**EXERCISE AIM**:
Images must not appear in your copy; reproduce every other part of the records exactly.

**SUPPLIED RECORDS**:
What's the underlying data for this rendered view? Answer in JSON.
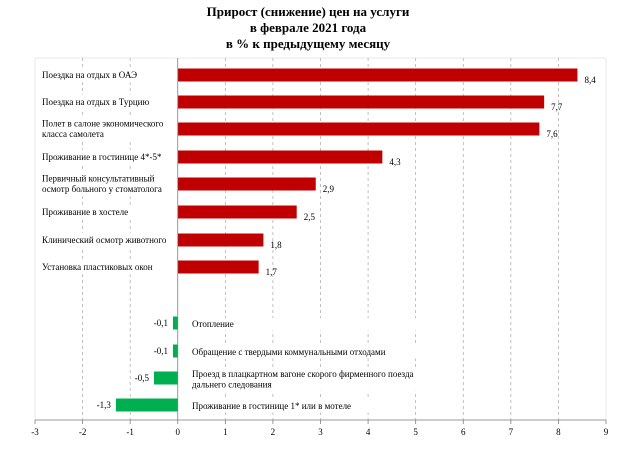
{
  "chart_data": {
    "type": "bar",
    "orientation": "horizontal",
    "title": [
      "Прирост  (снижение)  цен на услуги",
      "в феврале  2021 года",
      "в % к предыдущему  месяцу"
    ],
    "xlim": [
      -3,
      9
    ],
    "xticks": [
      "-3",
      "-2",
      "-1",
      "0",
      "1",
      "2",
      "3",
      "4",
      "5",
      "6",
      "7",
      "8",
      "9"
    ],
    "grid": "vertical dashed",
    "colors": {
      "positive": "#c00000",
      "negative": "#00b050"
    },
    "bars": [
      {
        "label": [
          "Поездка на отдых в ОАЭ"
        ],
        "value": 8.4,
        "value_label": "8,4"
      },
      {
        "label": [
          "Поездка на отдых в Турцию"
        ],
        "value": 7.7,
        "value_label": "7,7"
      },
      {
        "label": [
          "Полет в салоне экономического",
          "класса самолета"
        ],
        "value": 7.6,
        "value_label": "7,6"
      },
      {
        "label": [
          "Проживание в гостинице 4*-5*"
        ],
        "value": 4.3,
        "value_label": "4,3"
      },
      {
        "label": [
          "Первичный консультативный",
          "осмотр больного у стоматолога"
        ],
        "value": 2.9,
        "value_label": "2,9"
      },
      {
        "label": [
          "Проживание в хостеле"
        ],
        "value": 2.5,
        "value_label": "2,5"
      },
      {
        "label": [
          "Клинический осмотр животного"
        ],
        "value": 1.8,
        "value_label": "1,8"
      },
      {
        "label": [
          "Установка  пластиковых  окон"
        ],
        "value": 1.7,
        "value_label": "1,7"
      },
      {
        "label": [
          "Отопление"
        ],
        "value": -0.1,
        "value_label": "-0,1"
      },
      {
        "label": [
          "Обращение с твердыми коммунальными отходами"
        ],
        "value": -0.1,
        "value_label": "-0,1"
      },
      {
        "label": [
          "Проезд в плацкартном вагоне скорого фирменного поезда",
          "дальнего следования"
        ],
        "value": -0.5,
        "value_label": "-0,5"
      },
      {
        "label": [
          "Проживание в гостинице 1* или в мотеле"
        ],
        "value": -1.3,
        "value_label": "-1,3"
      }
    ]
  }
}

**OUTPUT FOR THIS TASK**:
What's the underlying data for this rendered view? Answer in JSON.
{
  "chart_data": {
    "type": "bar",
    "orientation": "horizontal",
    "title": [
      "Прирост  (снижение)  цен на услуги",
      "в феврале  2021 года",
      "в % к предыдущему  месяцу"
    ],
    "xlim": [
      -3,
      9
    ],
    "xticks": [
      "-3",
      "-2",
      "-1",
      "0",
      "1",
      "2",
      "3",
      "4",
      "5",
      "6",
      "7",
      "8",
      "9"
    ],
    "grid": "vertical dashed",
    "colors": {
      "positive": "#c00000",
      "negative": "#00b050"
    },
    "bars": [
      {
        "label": [
          "Поездка на отдых в ОАЭ"
        ],
        "value": 8.4,
        "value_label": "8,4"
      },
      {
        "label": [
          "Поездка на отдых в Турцию"
        ],
        "value": 7.7,
        "value_label": "7,7"
      },
      {
        "label": [
          "Полет в салоне экономического",
          "класса самолета"
        ],
        "value": 7.6,
        "value_label": "7,6"
      },
      {
        "label": [
          "Проживание в гостинице 4*-5*"
        ],
        "value": 4.3,
        "value_label": "4,3"
      },
      {
        "label": [
          "Первичный консультативный",
          "осмотр больного у стоматолога"
        ],
        "value": 2.9,
        "value_label": "2,9"
      },
      {
        "label": [
          "Проживание в хостеле"
        ],
        "value": 2.5,
        "value_label": "2,5"
      },
      {
        "label": [
          "Клинический осмотр животного"
        ],
        "value": 1.8,
        "value_label": "1,8"
      },
      {
        "label": [
          "Установка  пластиковых  окон"
        ],
        "value": 1.7,
        "value_label": "1,7"
      },
      {
        "label": [
          "Отопление"
        ],
        "value": -0.1,
        "value_label": "-0,1"
      },
      {
        "label": [
          "Обращение с твердыми коммунальными отходами"
        ],
        "value": -0.1,
        "value_label": "-0,1"
      },
      {
        "label": [
          "Проезд в плацкартном вагоне скорого фирменного поезда",
          "дальнего следования"
        ],
        "value": -0.5,
        "value_label": "-0,5"
      },
      {
        "label": [
          "Проживание в гостинице 1* или в мотеле"
        ],
        "value": -1.3,
        "value_label": "-1,3"
      }
    ]
  }
}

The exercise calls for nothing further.